[STATED PROBLEM]: Locate each line in the records containing "this". Copy it.

=====

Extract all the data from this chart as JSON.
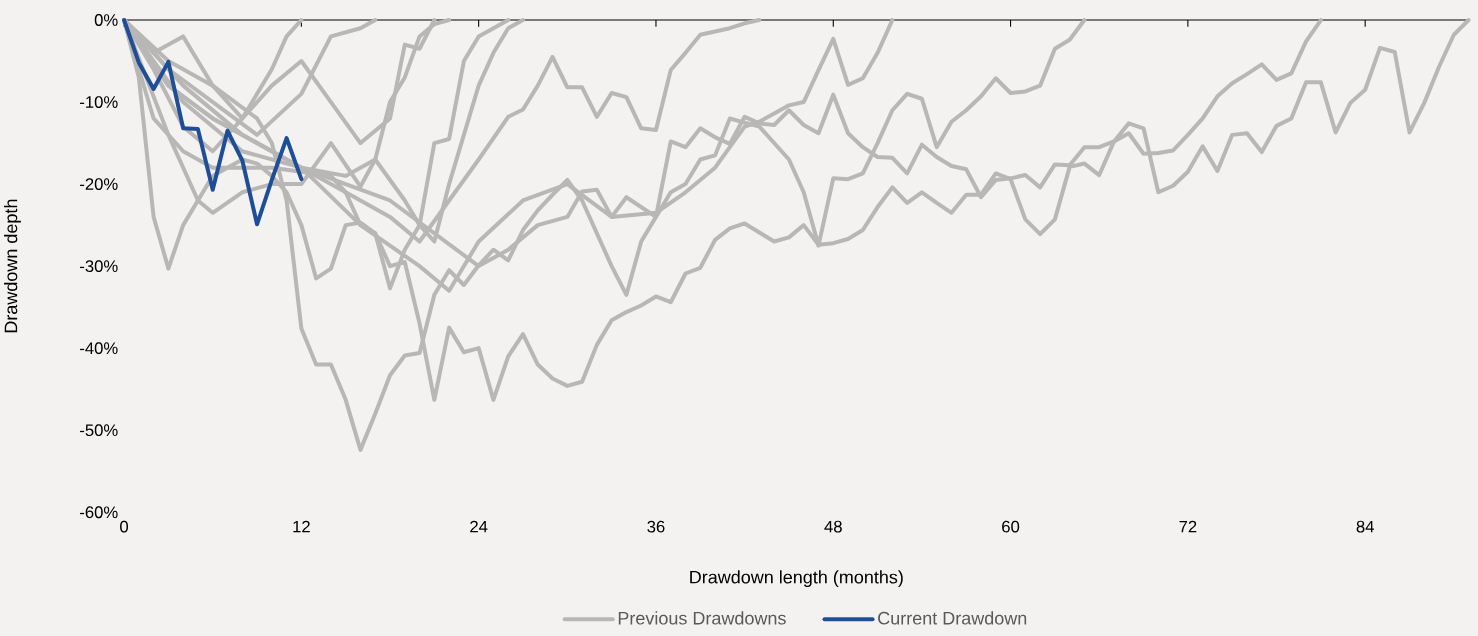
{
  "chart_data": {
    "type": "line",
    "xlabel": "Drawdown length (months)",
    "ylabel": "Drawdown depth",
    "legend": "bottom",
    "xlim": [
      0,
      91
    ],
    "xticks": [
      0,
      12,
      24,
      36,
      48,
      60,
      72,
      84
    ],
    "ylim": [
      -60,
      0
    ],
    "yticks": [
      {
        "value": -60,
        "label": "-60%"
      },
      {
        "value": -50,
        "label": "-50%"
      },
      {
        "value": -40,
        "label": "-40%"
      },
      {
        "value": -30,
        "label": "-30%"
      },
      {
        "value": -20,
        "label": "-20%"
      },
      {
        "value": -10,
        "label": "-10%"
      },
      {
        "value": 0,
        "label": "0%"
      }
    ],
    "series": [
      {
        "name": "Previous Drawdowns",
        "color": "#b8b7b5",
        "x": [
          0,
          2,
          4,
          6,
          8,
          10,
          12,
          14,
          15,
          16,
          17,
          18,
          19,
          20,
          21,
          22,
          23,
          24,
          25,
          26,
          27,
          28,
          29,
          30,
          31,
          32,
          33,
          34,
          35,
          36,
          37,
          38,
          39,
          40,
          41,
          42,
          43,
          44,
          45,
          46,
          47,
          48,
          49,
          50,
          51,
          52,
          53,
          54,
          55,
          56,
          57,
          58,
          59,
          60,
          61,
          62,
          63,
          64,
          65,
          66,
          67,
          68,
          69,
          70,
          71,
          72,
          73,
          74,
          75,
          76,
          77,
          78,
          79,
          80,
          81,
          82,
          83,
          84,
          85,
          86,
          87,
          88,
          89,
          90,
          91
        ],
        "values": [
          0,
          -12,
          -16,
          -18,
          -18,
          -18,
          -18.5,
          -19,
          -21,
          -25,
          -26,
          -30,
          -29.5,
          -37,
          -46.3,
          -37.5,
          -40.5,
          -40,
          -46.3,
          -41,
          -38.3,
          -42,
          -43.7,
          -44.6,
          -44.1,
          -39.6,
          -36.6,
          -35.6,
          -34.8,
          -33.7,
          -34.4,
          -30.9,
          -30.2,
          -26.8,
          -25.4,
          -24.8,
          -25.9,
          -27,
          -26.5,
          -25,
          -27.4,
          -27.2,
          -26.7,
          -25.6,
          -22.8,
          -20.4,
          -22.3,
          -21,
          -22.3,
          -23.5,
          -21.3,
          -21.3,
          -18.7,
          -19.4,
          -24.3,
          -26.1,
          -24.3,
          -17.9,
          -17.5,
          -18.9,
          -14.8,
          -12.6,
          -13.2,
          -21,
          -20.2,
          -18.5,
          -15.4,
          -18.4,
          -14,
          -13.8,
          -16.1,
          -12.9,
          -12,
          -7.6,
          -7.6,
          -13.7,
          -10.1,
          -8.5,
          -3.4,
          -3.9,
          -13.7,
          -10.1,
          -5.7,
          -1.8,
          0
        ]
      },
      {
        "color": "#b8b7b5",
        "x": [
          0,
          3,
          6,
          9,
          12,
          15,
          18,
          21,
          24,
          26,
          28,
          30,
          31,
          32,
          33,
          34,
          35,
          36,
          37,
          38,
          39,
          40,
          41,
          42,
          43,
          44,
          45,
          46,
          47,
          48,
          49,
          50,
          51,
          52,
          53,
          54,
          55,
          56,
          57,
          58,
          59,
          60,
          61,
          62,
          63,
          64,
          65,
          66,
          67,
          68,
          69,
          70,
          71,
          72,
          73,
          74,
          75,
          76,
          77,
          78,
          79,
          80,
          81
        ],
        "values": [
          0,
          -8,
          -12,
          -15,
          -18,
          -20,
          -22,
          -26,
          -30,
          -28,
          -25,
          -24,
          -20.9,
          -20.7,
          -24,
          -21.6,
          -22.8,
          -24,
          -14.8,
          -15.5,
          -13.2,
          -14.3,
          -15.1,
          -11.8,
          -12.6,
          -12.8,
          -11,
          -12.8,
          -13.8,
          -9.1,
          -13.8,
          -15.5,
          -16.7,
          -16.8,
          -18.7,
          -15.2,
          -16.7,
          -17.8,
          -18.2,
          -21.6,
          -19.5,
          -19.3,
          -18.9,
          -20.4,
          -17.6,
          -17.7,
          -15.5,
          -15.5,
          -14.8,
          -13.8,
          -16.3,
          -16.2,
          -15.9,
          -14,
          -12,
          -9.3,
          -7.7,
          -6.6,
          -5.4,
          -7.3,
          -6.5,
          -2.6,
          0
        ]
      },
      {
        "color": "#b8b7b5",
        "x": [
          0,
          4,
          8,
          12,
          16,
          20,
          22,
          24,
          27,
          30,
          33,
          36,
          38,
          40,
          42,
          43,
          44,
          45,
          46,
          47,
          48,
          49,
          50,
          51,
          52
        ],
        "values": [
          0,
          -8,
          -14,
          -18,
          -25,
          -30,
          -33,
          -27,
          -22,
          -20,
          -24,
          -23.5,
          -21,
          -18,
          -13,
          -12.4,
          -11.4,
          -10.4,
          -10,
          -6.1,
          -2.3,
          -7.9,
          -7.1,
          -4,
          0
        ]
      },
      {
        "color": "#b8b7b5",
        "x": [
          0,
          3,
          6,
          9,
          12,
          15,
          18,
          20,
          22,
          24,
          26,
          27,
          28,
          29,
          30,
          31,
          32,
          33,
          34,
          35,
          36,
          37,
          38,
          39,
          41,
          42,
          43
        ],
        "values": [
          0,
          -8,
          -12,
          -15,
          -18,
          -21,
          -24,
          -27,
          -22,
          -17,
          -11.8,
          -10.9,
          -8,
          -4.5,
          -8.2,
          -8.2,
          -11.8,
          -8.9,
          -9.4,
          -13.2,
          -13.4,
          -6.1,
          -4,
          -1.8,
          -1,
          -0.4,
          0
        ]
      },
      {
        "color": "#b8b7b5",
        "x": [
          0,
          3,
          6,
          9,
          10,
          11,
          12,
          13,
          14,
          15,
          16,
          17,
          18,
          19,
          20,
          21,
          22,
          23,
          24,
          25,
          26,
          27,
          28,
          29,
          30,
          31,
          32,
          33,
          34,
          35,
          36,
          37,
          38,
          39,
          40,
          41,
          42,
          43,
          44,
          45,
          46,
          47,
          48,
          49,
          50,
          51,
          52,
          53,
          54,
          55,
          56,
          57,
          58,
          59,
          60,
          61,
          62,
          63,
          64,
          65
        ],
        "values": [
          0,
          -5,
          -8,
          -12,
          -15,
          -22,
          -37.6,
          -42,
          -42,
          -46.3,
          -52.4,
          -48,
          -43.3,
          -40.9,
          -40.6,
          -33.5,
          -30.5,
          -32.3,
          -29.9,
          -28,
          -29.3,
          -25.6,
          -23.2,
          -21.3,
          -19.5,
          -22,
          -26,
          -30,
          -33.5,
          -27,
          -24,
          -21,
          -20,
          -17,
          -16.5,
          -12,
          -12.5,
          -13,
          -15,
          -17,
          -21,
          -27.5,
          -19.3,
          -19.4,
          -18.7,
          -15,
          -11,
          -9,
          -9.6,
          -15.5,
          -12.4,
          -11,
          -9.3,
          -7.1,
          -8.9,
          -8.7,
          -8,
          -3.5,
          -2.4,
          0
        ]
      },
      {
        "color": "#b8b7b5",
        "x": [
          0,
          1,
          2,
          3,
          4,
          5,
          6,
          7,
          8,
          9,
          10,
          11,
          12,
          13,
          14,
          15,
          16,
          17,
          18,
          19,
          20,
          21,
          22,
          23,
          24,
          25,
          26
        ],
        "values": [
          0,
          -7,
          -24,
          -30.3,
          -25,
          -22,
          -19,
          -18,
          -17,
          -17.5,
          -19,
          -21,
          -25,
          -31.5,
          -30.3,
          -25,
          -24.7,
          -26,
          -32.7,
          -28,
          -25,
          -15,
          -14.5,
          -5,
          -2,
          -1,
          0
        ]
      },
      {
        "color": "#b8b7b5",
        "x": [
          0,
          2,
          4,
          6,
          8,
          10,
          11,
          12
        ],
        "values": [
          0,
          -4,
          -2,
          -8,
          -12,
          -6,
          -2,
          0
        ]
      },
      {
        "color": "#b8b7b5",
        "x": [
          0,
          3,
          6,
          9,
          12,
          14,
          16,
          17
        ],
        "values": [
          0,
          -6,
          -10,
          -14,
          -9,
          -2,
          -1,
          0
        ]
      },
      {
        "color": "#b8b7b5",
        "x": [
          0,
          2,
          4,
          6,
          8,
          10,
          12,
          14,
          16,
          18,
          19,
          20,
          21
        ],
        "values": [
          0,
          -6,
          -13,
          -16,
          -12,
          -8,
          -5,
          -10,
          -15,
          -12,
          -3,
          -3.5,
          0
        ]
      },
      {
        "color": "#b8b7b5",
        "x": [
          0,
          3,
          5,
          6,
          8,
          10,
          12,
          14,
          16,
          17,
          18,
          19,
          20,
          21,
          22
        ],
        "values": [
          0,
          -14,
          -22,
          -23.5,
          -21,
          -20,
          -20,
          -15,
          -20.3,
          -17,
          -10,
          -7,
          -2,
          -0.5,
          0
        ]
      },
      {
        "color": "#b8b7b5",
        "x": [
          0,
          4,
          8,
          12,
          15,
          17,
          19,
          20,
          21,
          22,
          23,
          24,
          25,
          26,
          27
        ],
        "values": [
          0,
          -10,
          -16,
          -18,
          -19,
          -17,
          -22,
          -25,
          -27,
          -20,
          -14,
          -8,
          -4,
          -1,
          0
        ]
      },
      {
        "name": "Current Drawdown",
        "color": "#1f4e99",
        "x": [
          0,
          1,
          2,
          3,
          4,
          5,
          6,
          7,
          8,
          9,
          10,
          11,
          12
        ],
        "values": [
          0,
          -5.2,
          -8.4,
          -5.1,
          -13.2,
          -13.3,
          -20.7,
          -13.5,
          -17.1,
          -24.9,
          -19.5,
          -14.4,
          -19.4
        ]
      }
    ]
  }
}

=====

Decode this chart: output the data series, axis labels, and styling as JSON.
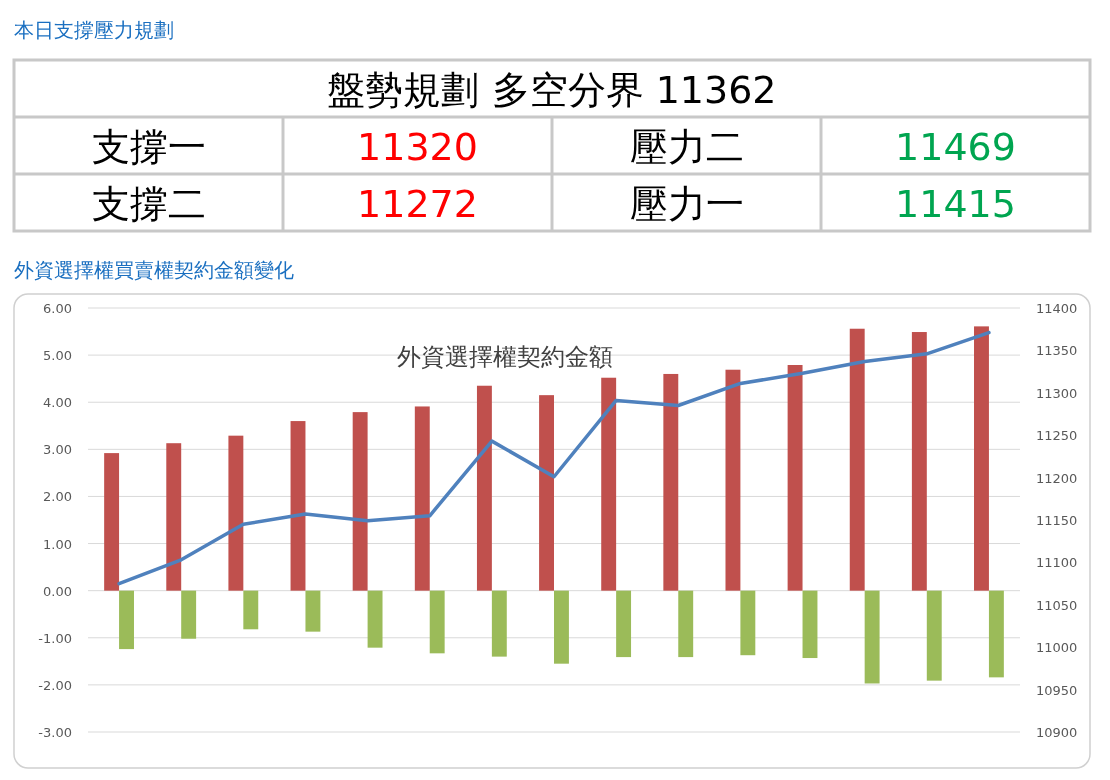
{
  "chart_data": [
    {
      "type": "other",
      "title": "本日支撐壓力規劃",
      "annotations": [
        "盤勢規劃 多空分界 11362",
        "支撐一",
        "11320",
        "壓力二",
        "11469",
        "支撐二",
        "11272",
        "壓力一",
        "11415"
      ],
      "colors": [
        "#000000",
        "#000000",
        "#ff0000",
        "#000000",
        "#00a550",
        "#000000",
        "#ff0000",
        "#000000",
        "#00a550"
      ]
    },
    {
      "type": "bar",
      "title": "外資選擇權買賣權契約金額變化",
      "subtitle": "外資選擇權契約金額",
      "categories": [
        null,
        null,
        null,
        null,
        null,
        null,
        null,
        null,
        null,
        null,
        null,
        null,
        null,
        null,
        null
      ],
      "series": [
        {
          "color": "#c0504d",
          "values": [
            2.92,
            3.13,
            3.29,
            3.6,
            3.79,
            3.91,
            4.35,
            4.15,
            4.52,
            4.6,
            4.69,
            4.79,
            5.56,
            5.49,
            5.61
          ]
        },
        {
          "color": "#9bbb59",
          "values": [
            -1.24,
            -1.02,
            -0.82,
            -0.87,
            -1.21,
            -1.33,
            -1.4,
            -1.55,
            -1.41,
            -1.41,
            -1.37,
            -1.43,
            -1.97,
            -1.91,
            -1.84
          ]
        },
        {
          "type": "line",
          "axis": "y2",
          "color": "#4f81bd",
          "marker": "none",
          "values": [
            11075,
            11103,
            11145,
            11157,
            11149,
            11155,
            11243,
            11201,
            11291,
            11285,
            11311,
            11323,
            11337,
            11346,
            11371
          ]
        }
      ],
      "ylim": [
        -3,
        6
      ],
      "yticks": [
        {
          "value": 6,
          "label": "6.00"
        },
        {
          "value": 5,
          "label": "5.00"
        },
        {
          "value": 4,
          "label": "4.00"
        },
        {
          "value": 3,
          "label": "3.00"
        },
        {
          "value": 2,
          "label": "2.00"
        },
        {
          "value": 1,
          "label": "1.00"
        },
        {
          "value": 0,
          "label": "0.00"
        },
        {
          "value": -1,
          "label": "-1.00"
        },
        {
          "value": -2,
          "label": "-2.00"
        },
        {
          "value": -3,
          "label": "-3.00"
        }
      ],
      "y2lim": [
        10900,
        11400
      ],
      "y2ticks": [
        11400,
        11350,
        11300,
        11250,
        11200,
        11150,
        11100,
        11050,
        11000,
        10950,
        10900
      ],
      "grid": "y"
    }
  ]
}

=====

[EXERCISE SOLUTION]:
Extract all the data from this chart as JSON.
Decode this chart: output the data series, axis labels, and styling as JSON.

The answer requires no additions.